→ **The task**: Quote the listing below in its entirety, omitting every image.

→ **Source material**:
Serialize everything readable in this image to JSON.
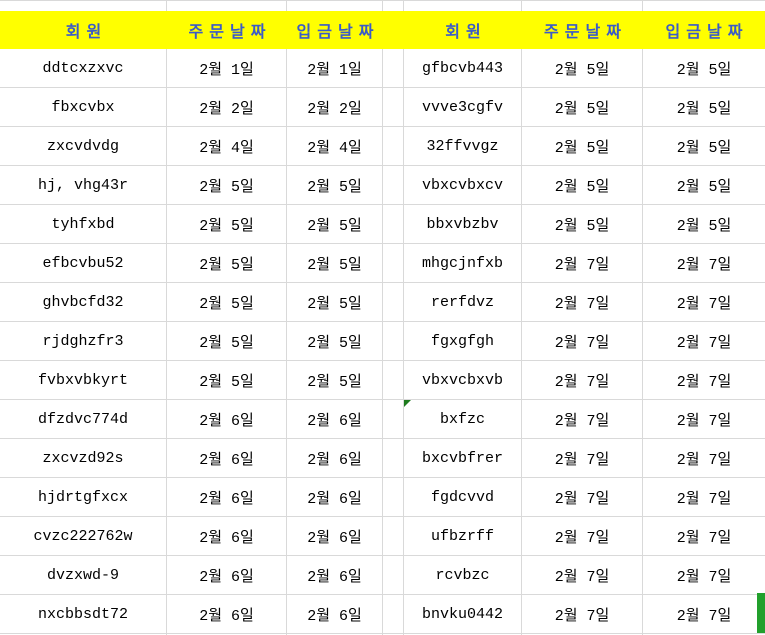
{
  "colors": {
    "header_bg": "#FFFF00",
    "header_text": "#3A5BC8",
    "gridline": "#D9D9D9",
    "cell_text": "#000000",
    "error_indicator": "#1E7B1E",
    "selection_green": "#22A02C"
  },
  "header": {
    "member": "회원",
    "order_date": "주문날짜",
    "deposit_date": "입금날짜"
  },
  "left_table": {
    "rows": [
      {
        "member": "ddtcxzxvc",
        "order": "2월 1일",
        "deposit": "2월 1일"
      },
      {
        "member": "fbxcvbx",
        "order": "2월 2일",
        "deposit": "2월 2일"
      },
      {
        "member": "zxcvdvdg",
        "order": "2월 4일",
        "deposit": "2월 4일"
      },
      {
        "member": "hj, vhg43r",
        "order": "2월 5일",
        "deposit": "2월 5일"
      },
      {
        "member": "tyhfxbd",
        "order": "2월 5일",
        "deposit": "2월 5일"
      },
      {
        "member": "efbcvbu52",
        "order": "2월 5일",
        "deposit": "2월 5일"
      },
      {
        "member": "ghvbcfd32",
        "order": "2월 5일",
        "deposit": "2월 5일"
      },
      {
        "member": "rjdghzfr3",
        "order": "2월 5일",
        "deposit": "2월 5일"
      },
      {
        "member": "fvbxvbkyrt",
        "order": "2월 5일",
        "deposit": "2월 5일"
      },
      {
        "member": "dfzdvc774d",
        "order": "2월 6일",
        "deposit": "2월 6일"
      },
      {
        "member": "zxcvzd92s",
        "order": "2월 6일",
        "deposit": "2월 6일"
      },
      {
        "member": "hjdrtgfxcx",
        "order": "2월 6일",
        "deposit": "2월 6일"
      },
      {
        "member": "cvzc222762w",
        "order": "2월 6일",
        "deposit": "2월 6일"
      },
      {
        "member": "dvzxwd-9",
        "order": "2월 6일",
        "deposit": "2월 6일"
      },
      {
        "member": "nxcbbsdt72",
        "order": "2월 6일",
        "deposit": "2월 6일"
      }
    ]
  },
  "right_table": {
    "rows": [
      {
        "member": "gfbcvb443",
        "order": "2월 5일",
        "deposit": "2월 5일"
      },
      {
        "member": "vvve3cgfv",
        "order": "2월 5일",
        "deposit": "2월 5일"
      },
      {
        "member": "32ffvvgz",
        "order": "2월 5일",
        "deposit": "2월 5일"
      },
      {
        "member": "vbxcvbxcv",
        "order": "2월 5일",
        "deposit": "2월 5일"
      },
      {
        "member": "bbxvbzbv",
        "order": "2월 5일",
        "deposit": "2월 5일"
      },
      {
        "member": "mhgcjnfxb",
        "order": "2월 7일",
        "deposit": "2월 7일"
      },
      {
        "member": "rerfdvz",
        "order": "2월 7일",
        "deposit": "2월 7일"
      },
      {
        "member": "fgxgfgh",
        "order": "2월 7일",
        "deposit": "2월 7일"
      },
      {
        "member": "vbxvcbxvb",
        "order": "2월 7일",
        "deposit": "2월 7일"
      },
      {
        "member": "bxfzc",
        "order": "2월 7일",
        "deposit": "2월 7일",
        "error_indicator": true
      },
      {
        "member": "bxcvbfrer",
        "order": "2월 7일",
        "deposit": "2월 7일"
      },
      {
        "member": "fgdcvvd",
        "order": "2월 7일",
        "deposit": "2월 7일"
      },
      {
        "member": "ufbzrff",
        "order": "2월 7일",
        "deposit": "2월 7일"
      },
      {
        "member": "rcvbzc",
        "order": "2월 7일",
        "deposit": "2월 7일"
      },
      {
        "member": "bnvku0442",
        "order": "2월 7일",
        "deposit": "2월 7일"
      }
    ]
  }
}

→ **Full answer**:
Serialize everything readable in this image to JSON.
{
  "colors": {
    "header_bg": "#FFFF00",
    "header_text": "#3A5BC8",
    "gridline": "#D9D9D9",
    "cell_text": "#000000",
    "error_indicator": "#1E7B1E",
    "selection_green": "#22A02C"
  },
  "header": {
    "member": "회원",
    "order_date": "주문날짜",
    "deposit_date": "입금날짜"
  },
  "left_table": {
    "rows": [
      {
        "member": "ddtcxzxvc",
        "order": "2월 1일",
        "deposit": "2월 1일"
      },
      {
        "member": "fbxcvbx",
        "order": "2월 2일",
        "deposit": "2월 2일"
      },
      {
        "member": "zxcvdvdg",
        "order": "2월 4일",
        "deposit": "2월 4일"
      },
      {
        "member": "hj, vhg43r",
        "order": "2월 5일",
        "deposit": "2월 5일"
      },
      {
        "member": "tyhfxbd",
        "order": "2월 5일",
        "deposit": "2월 5일"
      },
      {
        "member": "efbcvbu52",
        "order": "2월 5일",
        "deposit": "2월 5일"
      },
      {
        "member": "ghvbcfd32",
        "order": "2월 5일",
        "deposit": "2월 5일"
      },
      {
        "member": "rjdghzfr3",
        "order": "2월 5일",
        "deposit": "2월 5일"
      },
      {
        "member": "fvbxvbkyrt",
        "order": "2월 5일",
        "deposit": "2월 5일"
      },
      {
        "member": "dfzdvc774d",
        "order": "2월 6일",
        "deposit": "2월 6일"
      },
      {
        "member": "zxcvzd92s",
        "order": "2월 6일",
        "deposit": "2월 6일"
      },
      {
        "member": "hjdrtgfxcx",
        "order": "2월 6일",
        "deposit": "2월 6일"
      },
      {
        "member": "cvzc222762w",
        "order": "2월 6일",
        "deposit": "2월 6일"
      },
      {
        "member": "dvzxwd-9",
        "order": "2월 6일",
        "deposit": "2월 6일"
      },
      {
        "member": "nxcbbsdt72",
        "order": "2월 6일",
        "deposit": "2월 6일"
      }
    ]
  },
  "right_table": {
    "rows": [
      {
        "member": "gfbcvb443",
        "order": "2월 5일",
        "deposit": "2월 5일"
      },
      {
        "member": "vvve3cgfv",
        "order": "2월 5일",
        "deposit": "2월 5일"
      },
      {
        "member": "32ffvvgz",
        "order": "2월 5일",
        "deposit": "2월 5일"
      },
      {
        "member": "vbxcvbxcv",
        "order": "2월 5일",
        "deposit": "2월 5일"
      },
      {
        "member": "bbxvbzbv",
        "order": "2월 5일",
        "deposit": "2월 5일"
      },
      {
        "member": "mhgcjnfxb",
        "order": "2월 7일",
        "deposit": "2월 7일"
      },
      {
        "member": "rerfdvz",
        "order": "2월 7일",
        "deposit": "2월 7일"
      },
      {
        "member": "fgxgfgh",
        "order": "2월 7일",
        "deposit": "2월 7일"
      },
      {
        "member": "vbxvcbxvb",
        "order": "2월 7일",
        "deposit": "2월 7일"
      },
      {
        "member": "bxfzc",
        "order": "2월 7일",
        "deposit": "2월 7일",
        "error_indicator": true
      },
      {
        "member": "bxcvbfrer",
        "order": "2월 7일",
        "deposit": "2월 7일"
      },
      {
        "member": "fgdcvvd",
        "order": "2월 7일",
        "deposit": "2월 7일"
      },
      {
        "member": "ufbzrff",
        "order": "2월 7일",
        "deposit": "2월 7일"
      },
      {
        "member": "rcvbzc",
        "order": "2월 7일",
        "deposit": "2월 7일"
      },
      {
        "member": "bnvku0442",
        "order": "2월 7일",
        "deposit": "2월 7일"
      }
    ]
  }
}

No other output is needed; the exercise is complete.